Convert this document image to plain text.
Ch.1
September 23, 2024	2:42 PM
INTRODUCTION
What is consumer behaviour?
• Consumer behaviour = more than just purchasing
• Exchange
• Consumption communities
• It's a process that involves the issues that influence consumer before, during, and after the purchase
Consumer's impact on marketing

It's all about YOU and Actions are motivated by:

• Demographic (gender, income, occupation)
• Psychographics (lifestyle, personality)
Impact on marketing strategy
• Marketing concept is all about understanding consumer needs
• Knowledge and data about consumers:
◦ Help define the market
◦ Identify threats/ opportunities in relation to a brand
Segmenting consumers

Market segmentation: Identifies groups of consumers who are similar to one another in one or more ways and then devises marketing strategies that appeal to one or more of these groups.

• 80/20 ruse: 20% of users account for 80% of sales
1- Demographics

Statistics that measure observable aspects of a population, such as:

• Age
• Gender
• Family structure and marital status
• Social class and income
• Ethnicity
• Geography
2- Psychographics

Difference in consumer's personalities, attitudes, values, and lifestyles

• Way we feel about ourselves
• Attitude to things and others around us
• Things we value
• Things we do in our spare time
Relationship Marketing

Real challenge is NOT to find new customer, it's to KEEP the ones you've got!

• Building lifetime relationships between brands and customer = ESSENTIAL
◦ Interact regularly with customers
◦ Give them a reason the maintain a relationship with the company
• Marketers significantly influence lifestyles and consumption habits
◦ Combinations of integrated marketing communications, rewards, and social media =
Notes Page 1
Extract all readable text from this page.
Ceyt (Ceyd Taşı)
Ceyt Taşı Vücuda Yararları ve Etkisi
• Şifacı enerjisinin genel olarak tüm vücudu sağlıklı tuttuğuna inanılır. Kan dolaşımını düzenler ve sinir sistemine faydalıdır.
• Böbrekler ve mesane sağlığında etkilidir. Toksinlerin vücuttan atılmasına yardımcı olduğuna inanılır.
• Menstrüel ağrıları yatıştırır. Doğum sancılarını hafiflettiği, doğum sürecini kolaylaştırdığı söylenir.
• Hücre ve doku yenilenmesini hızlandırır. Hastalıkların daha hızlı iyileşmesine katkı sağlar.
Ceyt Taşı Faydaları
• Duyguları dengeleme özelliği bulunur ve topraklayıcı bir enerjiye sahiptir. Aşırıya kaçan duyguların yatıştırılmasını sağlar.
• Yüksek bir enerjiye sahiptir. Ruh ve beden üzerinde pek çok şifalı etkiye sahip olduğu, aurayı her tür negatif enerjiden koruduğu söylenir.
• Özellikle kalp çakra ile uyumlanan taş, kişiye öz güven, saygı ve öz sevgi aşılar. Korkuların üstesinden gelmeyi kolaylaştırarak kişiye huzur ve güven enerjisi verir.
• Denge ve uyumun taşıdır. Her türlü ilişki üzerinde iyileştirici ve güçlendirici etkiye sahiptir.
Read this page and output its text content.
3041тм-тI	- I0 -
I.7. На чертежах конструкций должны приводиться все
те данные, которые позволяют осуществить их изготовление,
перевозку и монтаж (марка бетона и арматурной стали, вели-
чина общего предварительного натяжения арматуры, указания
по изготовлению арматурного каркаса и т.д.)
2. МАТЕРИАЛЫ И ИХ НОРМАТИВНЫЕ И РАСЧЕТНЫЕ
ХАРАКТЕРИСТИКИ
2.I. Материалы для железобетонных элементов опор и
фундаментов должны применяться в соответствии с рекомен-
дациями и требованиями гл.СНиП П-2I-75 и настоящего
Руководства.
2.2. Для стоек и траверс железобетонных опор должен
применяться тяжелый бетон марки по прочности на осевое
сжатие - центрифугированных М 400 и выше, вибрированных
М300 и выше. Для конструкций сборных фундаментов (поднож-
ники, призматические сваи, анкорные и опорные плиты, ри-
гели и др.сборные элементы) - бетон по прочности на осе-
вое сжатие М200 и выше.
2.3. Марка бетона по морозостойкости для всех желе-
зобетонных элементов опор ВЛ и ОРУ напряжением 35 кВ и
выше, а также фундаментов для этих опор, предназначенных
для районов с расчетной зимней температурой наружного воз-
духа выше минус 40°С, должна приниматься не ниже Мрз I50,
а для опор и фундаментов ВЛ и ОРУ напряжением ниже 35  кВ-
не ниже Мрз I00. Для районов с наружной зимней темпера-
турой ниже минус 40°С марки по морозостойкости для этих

**EXERCISE GOAL:**
Write out every record shown above, word for word.

**RESULT BELOW:**
Convert this document image to plain text.
Ch.1
September 23, 2024	2:42 PM
INTRODUCTION
What is consumer behaviour?
• Consumer behaviour = more than just purchasing
• Exchange
• Consumption communities
• It's a process that involves the issues that influence consumer before, during, and after the purchase
Consumer's impact on marketing

It's all about YOU and Actions are motivated by:

• Demographic (gender, income, occupation)
• Psychographics (lifestyle, personality)
Impact on marketing strategy
• Marketing concept is all about understanding consumer needs
• Knowledge and data about consumers:
◦ Help define the market
◦ Identify threats/ opportunities in relation to a brand
Segmenting consumers

Market segmentation: Identifies groups of consumers who are similar to one another in one or more ways and then devises marketing strategies that appeal to one or more of these groups.

• 80/20 ruse: 20% of users account for 80% of sales
1- Demographics

Statistics that measure observable aspects of a population, such as:

• Age
• Gender
• Family structure and marital status
• Social class and income
• Ethnicity
• Geography
2- Psychographics

Difference in consumer's personalities, attitudes, values, and lifestyles

• Way we feel about ourselves
• Attitude to things and others around us
• Things we value
• Things we do in our spare time
Relationship Marketing

Real challenge is NOT to find new customer, it's to KEEP the ones you've got!

• Building lifetime relationships between brands and customer = ESSENTIAL
◦ Interact regularly with customers
◦ Give them a reason the maintain a relationship with the company
• Marketers significantly influence lifestyles and consumption habits
◦ Combinations of integrated marketing communications, rewards, and social media =
Notes Page 1
Extract all readable text from this page.
Ceyt (Ceyd Taşı)
Ceyt Taşı Vücuda Yararları ve Etkisi
• Şifacı enerjisinin genel olarak tüm vücudu sağlıklı tuttuğuna inanılır. Kan dolaşımını düzenler ve sinir sistemine faydalıdır.
• Böbrekler ve mesane sağlığında etkilidir. Toksinlerin vücuttan atılmasına yardımcı olduğuna inanılır.
• Menstrüel ağrıları yatıştırır. Doğum sancılarını hafiflettiği, doğum sürecini kolaylaştırdığı söylenir.
• Hücre ve doku yenilenmesini hızlandırır. Hastalıkların daha hızlı iyileşmesine katkı sağlar.
Ceyt Taşı Faydaları
• Duyguları dengeleme özelliği bulunur ve topraklayıcı bir enerjiye sahiptir. Aşırıya kaçan duyguların yatıştırılmasını sağlar.
• Yüksek bir enerjiye sahiptir. Ruh ve beden üzerinde pek çok şifalı etkiye sahip olduğu, aurayı her tür negatif enerjiden koruduğu söylenir.
• Özellikle kalp çakra ile uyumlanan taş, kişiye öz güven, saygı ve öz sevgi aşılar. Korkuların üstesinden gelmeyi kolaylaştırarak kişiye huzur ve güven enerjisi verir.
• Denge ve uyumun taşıdır. Her türlü ilişki üzerinde iyileştirici ve güçlendirici etkiye sahiptir.
Read this page and output its text content.
3041тм-тI	- I0 -
I.7. На чертежах конструкций должны приводиться все
те данные, которые позволяют осуществить их изготовление,
перевозку и монтаж (марка бетона и арматурной стали, вели-
чина общего предварительного натяжения арматуры, указания
по изготовлению арматурного каркаса и т.д.)
2. МАТЕРИАЛЫ И ИХ НОРМАТИВНЫЕ И РАСЧЕТНЫЕ
ХАРАКТЕРИСТИКИ
2.I. Материалы для железобетонных элементов опор и
фундаментов должны применяться в соответствии с рекомен-
дациями и требованиями гл.СНиП П-2I-75 и настоящего
Руководства.
2.2. Для стоек и траверс железобетонных опор должен
применяться тяжелый бетон марки по прочности на осевое
сжатие - центрифугированных М 400 и выше, вибрированных
М300 и выше. Для конструкций сборных фундаментов (поднож-
ники, призматические сваи, анкорные и опорные плиты, ри-
гели и др.сборные элементы) - бетон по прочности на осе-
вое сжатие М200 и выше.
2.3. Марка бетона по морозостойкости для всех желе-
зобетонных элементов опор ВЛ и ОРУ напряжением 35 кВ и
выше, а также фундаментов для этих опор, предназначенных
для районов с расчетной зимней температурой наружного воз-
духа выше минус 40°С, должна приниматься не ниже Мрз I50,
а для опор и фундаментов ВЛ и ОРУ напряжением ниже 35  кВ-
не ниже Мрз I00. Для районов с наружной зимней темпера-
турой ниже минус 40°С марки по морозостойкости для этих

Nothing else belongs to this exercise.